Report each line of the data that has "this" somewhere in it.
________________________
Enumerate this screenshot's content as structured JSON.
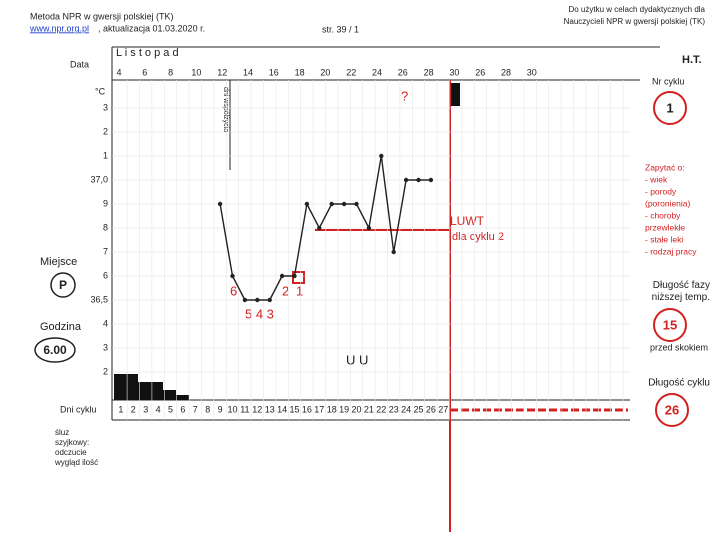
{
  "header": {
    "title": "Metoda NPR w gwersji polskiej (TK)",
    "link": "www.npr.org.pl",
    "updated": ", aktualizacja 01.03.2020 r.",
    "page": "str. 39 / 1",
    "note": "Do użytku w celach dydaktycznych dla Nauczycieli NPR w gwersji polskiej (TK)"
  },
  "month": "L i s t o p a d",
  "labels": {
    "date": "Data",
    "celsius": "°C",
    "rotated": "dni współżycia",
    "place": "Miejsce",
    "place_value": "P",
    "hour": "Godzina",
    "hour_value": "6.00",
    "cycle_days": "Dni cyklu",
    "mucus": "śluz szyjkowy: odczucie wygląd ilość"
  },
  "dates": [
    "4",
    "6",
    "8",
    "10",
    "12",
    "14",
    "16",
    "18",
    "20",
    "22",
    "24",
    "26",
    "28",
    "30",
    "26",
    "28",
    "30"
  ],
  "temperature_scale": [
    {
      "value": 37.3,
      "label": "3"
    },
    {
      "value": 37.2,
      "label": "2"
    },
    {
      "value": 37.1,
      "label": "1"
    },
    {
      "value": 37.0,
      "label": "37,0"
    },
    {
      "value": 36.9,
      "label": "9"
    },
    {
      "value": 36.8,
      "label": "8"
    },
    {
      "value": 36.7,
      "label": "7"
    },
    {
      "value": 36.6,
      "label": "6"
    },
    {
      "value": 36.5,
      "label": "36,5"
    },
    {
      "value": 36.4,
      "label": "4"
    },
    {
      "value": 36.3,
      "label": "3"
    },
    {
      "value": 36.2,
      "label": "2"
    }
  ],
  "cycle_day_numbers": [
    "1",
    "2",
    "3",
    "4",
    "5",
    "6",
    "7",
    "8",
    "9",
    "10",
    "11",
    "12",
    "13",
    "14",
    "15",
    "16",
    "17",
    "18",
    "19",
    "20",
    "21",
    "22",
    "23",
    "24",
    "25",
    "26",
    "27"
  ],
  "temperatures": {
    "days": [
      9,
      10,
      11,
      12,
      13,
      14,
      15,
      16,
      17,
      18,
      19,
      20,
      21,
      22,
      23,
      24,
      25,
      26
    ],
    "values": [
      36.9,
      36.6,
      36.5,
      36.5,
      36.5,
      36.6,
      36.6,
      36.9,
      36.8,
      36.9,
      36.9,
      36.9,
      36.8,
      37.1,
      36.7,
      37.0,
      37.0,
      37.0
    ]
  },
  "annotations": {
    "question": "?",
    "luwt": "LUWT",
    "luwt_sub": "dla cyklu 2",
    "six": "6",
    "two": "2",
    "one": "1",
    "five_four_three": "5 4 3",
    "uu": "U U"
  },
  "side": {
    "ht": "H.T.",
    "cycle_no": "Nr cyklu",
    "cycle_no_value": "1",
    "ask": [
      "Zapytać o:",
      "- wiek",
      "- porody",
      "(poronienia)",
      "- choroby",
      "przewlekłe",
      "- stałe leki",
      "- rodzaj pracy"
    ],
    "low_phase": "Długość fazy niższej temp.",
    "low_phase_value": "15",
    "before_jump": "przed skokiem",
    "cycle_length": "Długość cyklu",
    "cycle_length_value": "26"
  }
}
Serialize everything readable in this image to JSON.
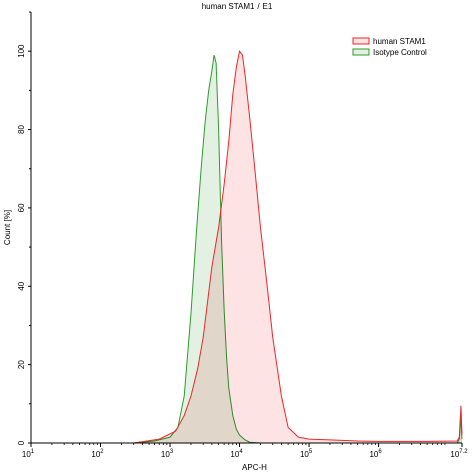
{
  "chart_data": {
    "type": "area",
    "title": {
      "main": "human STAM1",
      "separator": " / ",
      "gate": "E1",
      "gate_color": "#e02020"
    },
    "xlabel": "APC-H",
    "ylabel": "Count [%]",
    "x_scale": "log10",
    "xlim": [
      10,
      15848931.9
    ],
    "ylim": [
      0,
      110
    ],
    "x_ticks": [
      {
        "value": 10,
        "base": "10",
        "exp": "1"
      },
      {
        "value": 100,
        "base": "10",
        "exp": "2"
      },
      {
        "value": 1000,
        "base": "10",
        "exp": "3"
      },
      {
        "value": 10000,
        "base": "10",
        "exp": "4"
      },
      {
        "value": 100000,
        "base": "10",
        "exp": "5"
      },
      {
        "value": 1000000,
        "base": "10",
        "exp": "6"
      },
      {
        "value": 15848931.9,
        "base": "10",
        "exp": "7.2"
      }
    ],
    "y_ticks": [
      0,
      20,
      40,
      60,
      80,
      100
    ],
    "grid": false,
    "legend_position": "top-right",
    "series": [
      {
        "name": "human STAM1",
        "stroke": "#e8282a",
        "fill": "#fde3e3",
        "x": [
          300,
          700,
          1200,
          1600,
          2000,
          2500,
          3000,
          4000,
          5000,
          6000,
          7000,
          8000,
          9000,
          10000,
          11000,
          12000,
          14000,
          17000,
          20000,
          25000,
          30000,
          40000,
          50000,
          70000,
          100000,
          200000,
          500000,
          1000000,
          5000000,
          13500000,
          14500000,
          15300000,
          15848931.9
        ],
        "y": [
          0,
          1,
          3,
          7,
          12,
          19,
          27,
          45,
          55,
          66,
          77,
          89,
          96,
          100,
          99,
          94,
          83,
          68,
          55,
          40,
          27,
          12,
          4,
          1.5,
          1,
          0.8,
          0.5,
          0.4,
          0.4,
          0.5,
          1.5,
          9.5,
          2
        ]
      },
      {
        "name": "Isotype Control",
        "stroke": "#2f9a2f",
        "fill": "#e2f1e2",
        "x": [
          300,
          600,
          1000,
          1300,
          1600,
          2000,
          2400,
          2800,
          3200,
          3600,
          4000,
          4300,
          4600,
          5000,
          5500,
          6000,
          6500,
          7000,
          8000,
          9000,
          10000,
          12000,
          14000,
          20000,
          30000,
          13500000,
          14500000,
          15300000,
          15848931.9
        ],
        "y": [
          0,
          0.5,
          1.5,
          4,
          12,
          33,
          54,
          70,
          82,
          90,
          95,
          99,
          97,
          80,
          52,
          34,
          22,
          14,
          7,
          3.5,
          2,
          0.8,
          0.2,
          0,
          0,
          0,
          1,
          6.5,
          1
        ]
      }
    ]
  }
}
________________________
- ANSWER TO THE TASK
Enumerate this screenshot's content as structured JSON.
Serialize everything readable in this image to JSON.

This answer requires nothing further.